[Start Material shown]

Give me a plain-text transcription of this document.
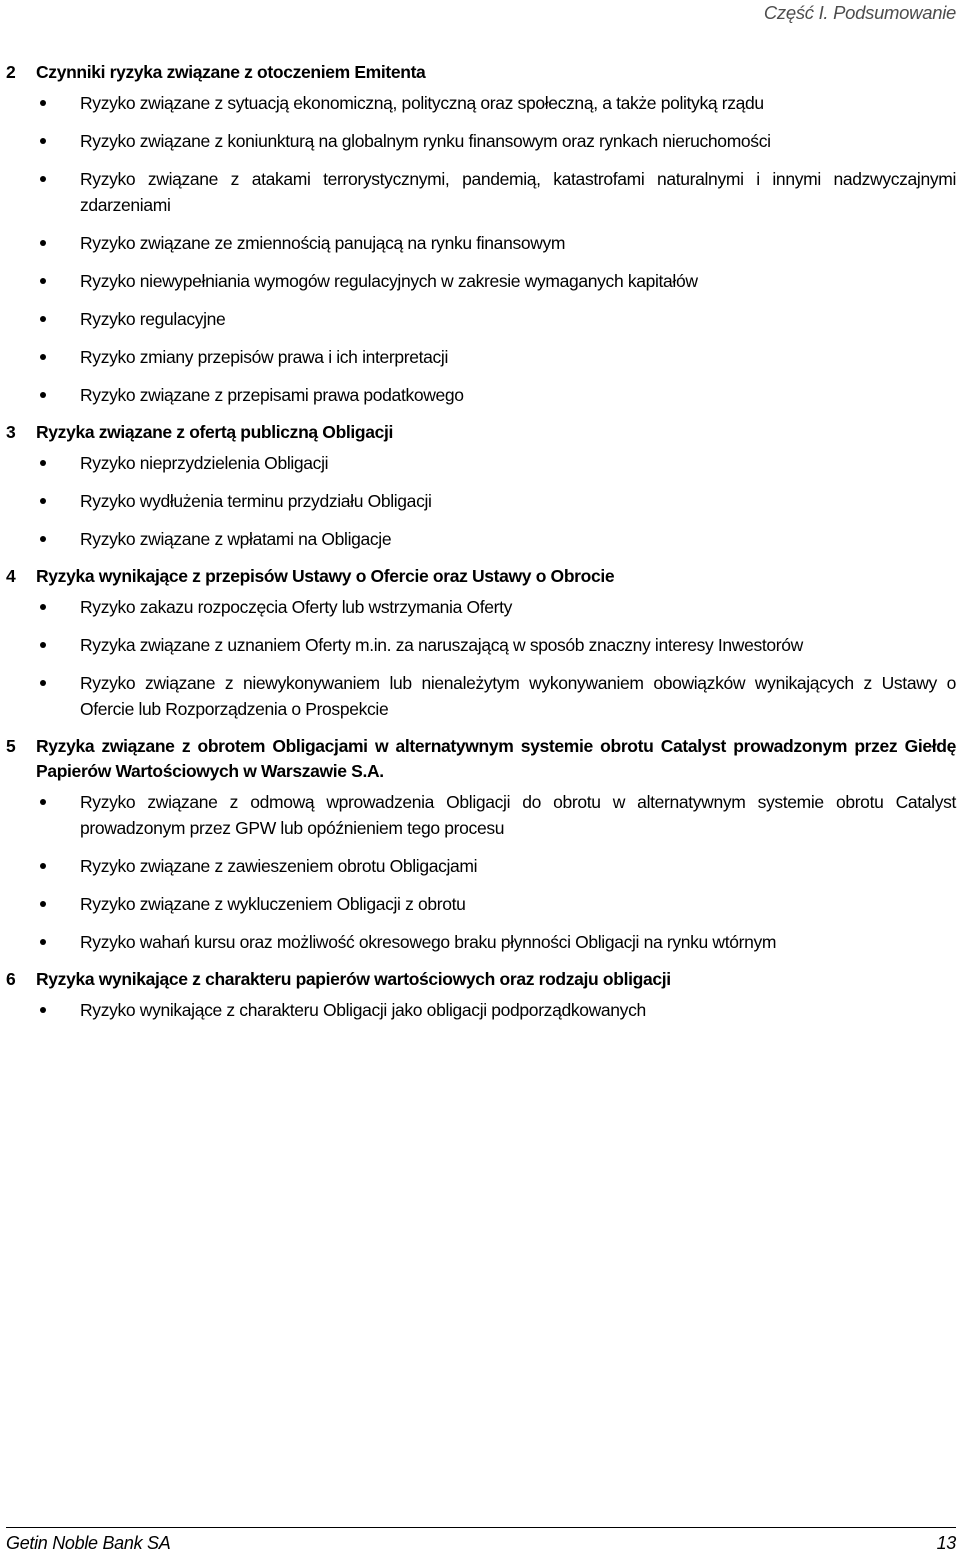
Część I. Podsumowanie
2	Czynniki ryzyka związane z otoczeniem Emitenta
Ryzyko związane z sytuacją ekonomiczną, polityczną oraz społeczną, a także polityką rządu
Ryzyko związane z koniunkturą na globalnym rynku finansowym oraz rynkach nieruchomości
Ryzyko związane z atakami terrorystycznymi, pandemią, katastrofami naturalnymi i innymi nadzwyczajnymi zdarzeniami
Ryzyko związane ze zmiennością panującą na rynku finansowym
Ryzyko niewypełniania wymogów regulacyjnych w zakresie wymaganych kapitałów
Ryzyko regulacyjne
Ryzyko zmiany przepisów prawa i ich interpretacji
Ryzyko związane z przepisami prawa podatkowego
3	Ryzyka związane z ofertą publiczną Obligacji
Ryzyko nieprzydzielenia Obligacji
Ryzyko wydłużenia terminu przydziału Obligacji
Ryzyko związane z wpłatami na Obligacje
4	Ryzyka wynikające z przepisów Ustawy o Ofercie oraz Ustawy o Obrocie
Ryzyko zakazu rozpoczęcia Oferty lub wstrzymania Oferty
Ryzyka związane z uznaniem Oferty m.in. za naruszającą w sposób znaczny interesy Inwestorów
Ryzyko związane z niewykonywaniem lub nienależytym wykonywaniem obowiązków wynikających z Ustawy o Ofercie lub Rozporządzenia o Prospekcie
5	Ryzyka związane z obrotem Obligacjami w alternatywnym systemie obrotu Catalyst prowadzonym przez Giełdę Papierów Wartościowych w Warszawie S.A.
Ryzyko związane z odmową wprowadzenia Obligacji do obrotu w alternatywnym systemie obrotu Catalyst prowadzonym przez GPW lub opóźnieniem tego procesu
Ryzyko związane z zawieszeniem obrotu Obligacjami
Ryzyko związane z wykluczeniem Obligacji z obrotu
Ryzyko wahań kursu oraz możliwość okresowego braku płynności Obligacji na rynku wtórnym
6	Ryzyka wynikające z charakteru papierów wartościowych oraz rodzaju obligacji
Ryzyko wynikające z charakteru Obligacji jako obligacji podporządkowanych
Getin Noble Bank SA	13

[End Material shown]

Determine how many lines of the material include the string "Obligacjami". Output only that count.

2